Trecho do documento
══════

Penso que as transformações, tanto do homem quanto do planeta, não vão numa direção promissora. A Filosofia nos ajuda a resgatar um sentido de vida propriamente humano, que consiste na busca de valores, virtudes e sabedoria, aquilo que nos faz merecer o título de seres humanos de verdade. Ao nos apontar uma referência de direção, a Filosofia também nos permite boas escolhas, pois o que nos aproxima deste ideal é positivo, e o que nos afasta é todo o contrário. Dá-nos uma identidade, uma espécie de “nome Interno”, que é o daquele ser humano que pretendemos ser, quando nossa caminhada for coroada de êxito. Enfim, traz direcionamento e propósito às nossas vidas.
A impressão que se tem é que as pessoas estão esquecendo da humanidade. Diante de um cotidiano repleto de estímulos externos, tecnologia, redes sociais, o desafio é olhar para dentro de si. É lá que estão nossas respostas? Quais dicas práticas as pessoas podem usar no dia a dia?
Uma dica que vem do imperador romano e filósofo estoico Marco Aurélio é a de tomarmos a morte como conselheira. Consistiria em perguntarmos a nós mesmos o que queremos ser e que rastro queremos ter deixado no mundo quando a vida se aproximar de seu desfecho. Ao pensarmos neste ser humano que queremos construir em nós, que deve possuir paz de espírito e dignidade diante da morte, podemos alinhar nossos passos na direção dele desde já. Isso nos puxa para dentro e para adiante, contrabalançando o apelo externo de estímulos que só banalizam a nossa vida e nos distraem do sagrado ofício de viver humanamente bem.
Lúcia Helena, é correto afirmar que nós, enquanto seres humanos, temos um propósito em comum, o que muda é como chegaremos até ele?
Sim, é correto. É como se imaginássemos uma pirâmide de inúmeras faces, tantas quantos são os caminhos apropriados para cada ser humano, mas, no ápice, todos eles se encontram num ponto, no ideal humano, que como já citamos, consiste no máximo de valores, virtudes e sabedoria que se possa conceber serem possuídos por um ser humano. Todos os bons caminhos culminam aí e, à medida que subimos e aproximamo-nos dele, estamos também mais próximos uns dos outros. Essa seria uma visão que julgo acertada da evolução humana.
Como nós podemos equilibrar razão e emoção para poder fazer escolhas mais sábias?

══════

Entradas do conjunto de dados

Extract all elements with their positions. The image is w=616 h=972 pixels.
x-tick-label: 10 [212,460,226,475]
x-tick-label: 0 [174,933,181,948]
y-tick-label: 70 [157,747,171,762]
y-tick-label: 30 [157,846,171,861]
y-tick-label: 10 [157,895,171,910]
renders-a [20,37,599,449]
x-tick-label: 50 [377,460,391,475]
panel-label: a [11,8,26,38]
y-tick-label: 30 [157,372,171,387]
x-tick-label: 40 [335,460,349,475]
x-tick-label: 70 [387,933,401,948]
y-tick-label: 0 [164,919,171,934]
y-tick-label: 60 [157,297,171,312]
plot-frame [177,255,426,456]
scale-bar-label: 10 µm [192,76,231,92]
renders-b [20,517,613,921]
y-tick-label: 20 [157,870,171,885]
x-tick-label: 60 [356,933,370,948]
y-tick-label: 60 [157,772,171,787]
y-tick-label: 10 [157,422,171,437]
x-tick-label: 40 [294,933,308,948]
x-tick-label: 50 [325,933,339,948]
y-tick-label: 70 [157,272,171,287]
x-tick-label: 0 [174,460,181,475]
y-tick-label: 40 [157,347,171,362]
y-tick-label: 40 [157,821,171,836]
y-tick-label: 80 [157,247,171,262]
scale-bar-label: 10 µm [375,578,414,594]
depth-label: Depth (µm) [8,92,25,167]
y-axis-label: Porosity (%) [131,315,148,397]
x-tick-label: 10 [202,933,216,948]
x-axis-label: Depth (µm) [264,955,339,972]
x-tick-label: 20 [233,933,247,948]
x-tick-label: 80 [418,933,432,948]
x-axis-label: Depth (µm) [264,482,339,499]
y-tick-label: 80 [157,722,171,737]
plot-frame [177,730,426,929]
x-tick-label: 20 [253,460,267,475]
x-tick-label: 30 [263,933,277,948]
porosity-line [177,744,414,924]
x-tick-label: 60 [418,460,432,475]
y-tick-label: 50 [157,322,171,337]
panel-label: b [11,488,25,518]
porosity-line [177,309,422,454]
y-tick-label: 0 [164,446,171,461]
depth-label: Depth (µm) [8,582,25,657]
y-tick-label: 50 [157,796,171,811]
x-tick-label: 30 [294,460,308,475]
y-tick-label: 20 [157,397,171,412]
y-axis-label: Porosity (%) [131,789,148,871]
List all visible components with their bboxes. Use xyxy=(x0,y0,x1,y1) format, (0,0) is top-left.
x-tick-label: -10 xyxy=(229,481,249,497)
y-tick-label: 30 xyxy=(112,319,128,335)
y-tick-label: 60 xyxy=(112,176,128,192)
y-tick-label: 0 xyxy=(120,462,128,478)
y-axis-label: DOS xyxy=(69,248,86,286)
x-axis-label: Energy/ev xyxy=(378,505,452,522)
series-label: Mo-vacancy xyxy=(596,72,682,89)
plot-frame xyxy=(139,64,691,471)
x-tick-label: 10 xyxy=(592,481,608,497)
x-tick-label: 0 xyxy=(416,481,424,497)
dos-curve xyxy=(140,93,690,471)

══════

Lista de tarefas
1. Liste os elementos que, segundo a entrevista sobre filosofia, compõem o sentido de vida propriamente humano.
2. Por favor, redigite na íntegra a passagem da entrevista sobre filosofia que vai de "Lúcia Helena, é" até "escolhas mais sábias?", inclusive.

Respostas por tarefa
1. valores, virtudes e sabedoria

2.
Lúcia Helena, é correto afirmar que nós, enquanto seres humanos, temos um propósito em comum, o que muda é como chegaremos até ele?
Sim, é correto. É como se imaginássemos uma pirâmide de inúmeras faces, tantas quantos são os caminhos apropriados para cada ser humano, mas, no ápice, todos eles se encontram num ponto, no ideal humano, que como já citamos, consiste no máximo de valores, virtudes e sabedoria que se possa conceber serem possuídos por um ser humano. Todos os bons caminhos culminam aí e, à medida que subimos e aproximamo-nos dele, estamos também mais próximos uns dos outros. Essa seria uma visão que julgo acertada da evolução humana.
Como nós podemos equilibrar razão e emoção para poder fazer escolhas mais sábias?